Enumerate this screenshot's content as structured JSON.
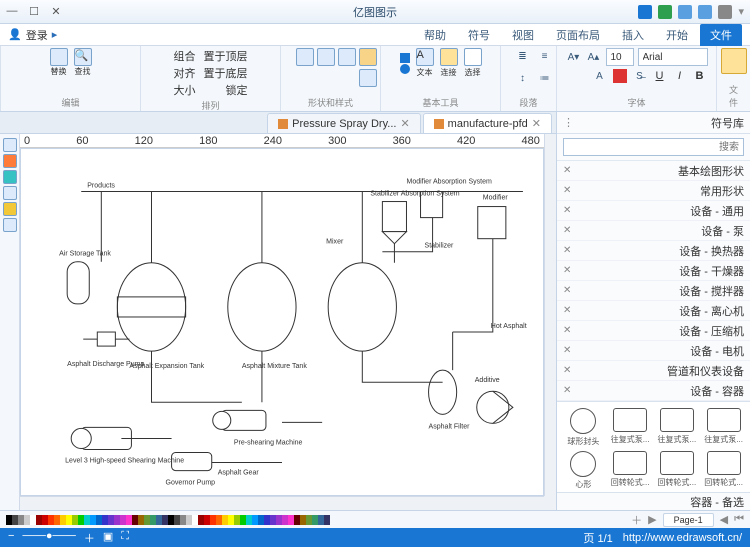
{
  "app": {
    "title": "亿图图示"
  },
  "qat_icons": [
    "home",
    "save",
    "undo",
    "redo",
    "print",
    "help"
  ],
  "menu": {
    "tabs": [
      "文件",
      "开始",
      "插入",
      "页面布局",
      "视图",
      "符号",
      "帮助"
    ],
    "active": "开始",
    "login": "登录"
  },
  "ribbon": {
    "file_label": "文件",
    "font": {
      "label": "字体",
      "name": "Arial",
      "size": "10"
    },
    "para_label": "段落",
    "tools": {
      "label": "基本工具",
      "text": "文本",
      "connector": "连接",
      "select": "选择"
    },
    "shapefmt_label": "形状和样式",
    "arrange": {
      "label": "排列",
      "items": [
        "置于顶层",
        "置于底层",
        "锁定",
        "组合",
        "对齐",
        "大小"
      ]
    },
    "edit": {
      "label": "编辑",
      "find": "查找",
      "replace": "替换"
    }
  },
  "doctabs": [
    {
      "label": "manufacture-pfd",
      "active": true
    },
    {
      "label": "Pressure Spray Dry...",
      "active": false
    }
  ],
  "ruler_marks": [
    "0",
    "60",
    "120",
    "180",
    "240",
    "300",
    "360",
    "420",
    "480"
  ],
  "side": {
    "title": "符号库",
    "search_ph": "搜索",
    "cats": [
      "基本绘图形状",
      "常用形状",
      "设备 - 通用",
      "设备 - 泵",
      "设备 - 换热器",
      "设备 - 干燥器",
      "设备 - 搅拌器",
      "设备 - 离心机",
      "设备 - 压缩机",
      "设备 - 电机",
      "管道和仪表设备",
      "设备 - 容器"
    ],
    "shapes": [
      "球形封头",
      "往复式泵...",
      "往复式泵...",
      "往复式泵...",
      "心形",
      "回转轮式...",
      "回转轮式...",
      "回转轮式..."
    ],
    "foot": "容器 - 备选"
  },
  "diagram": {
    "labels": {
      "products": "Products",
      "modifier": "Modifier",
      "modabs": "Modifier Absorption System",
      "stababs": "Stabilizer Absorption System",
      "stabiliz": "Stabilizer",
      "mixer": "Mixer",
      "airstor": "Air Storage Tank",
      "hotasph": "Hot Asphalt",
      "asdisch": "Asphalt Discharge Pump",
      "asexp": "Asphalt Expansion Tank",
      "asmix": "Asphalt Mixture Tank",
      "additive": "Additive",
      "asfilt": "Asphalt Filter",
      "preshear": "Pre-shearing Machine",
      "l3": "Level 3 High-speed Shearing Machine",
      "gov": "Governor Pump",
      "asgear": "Asphalt Gear"
    }
  },
  "pagebar": {
    "page": "Page-1"
  },
  "status": {
    "url": "http://www.edrawsoft.cn/",
    "page": "页 1/1"
  }
}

- **Written problem**
Copy every line of the entries above in which "Machine" occurs.

- **Finished task**
      "preshear": "Pre-shearing Machine",
      "l3": "Level 3 High-speed Shearing Machine",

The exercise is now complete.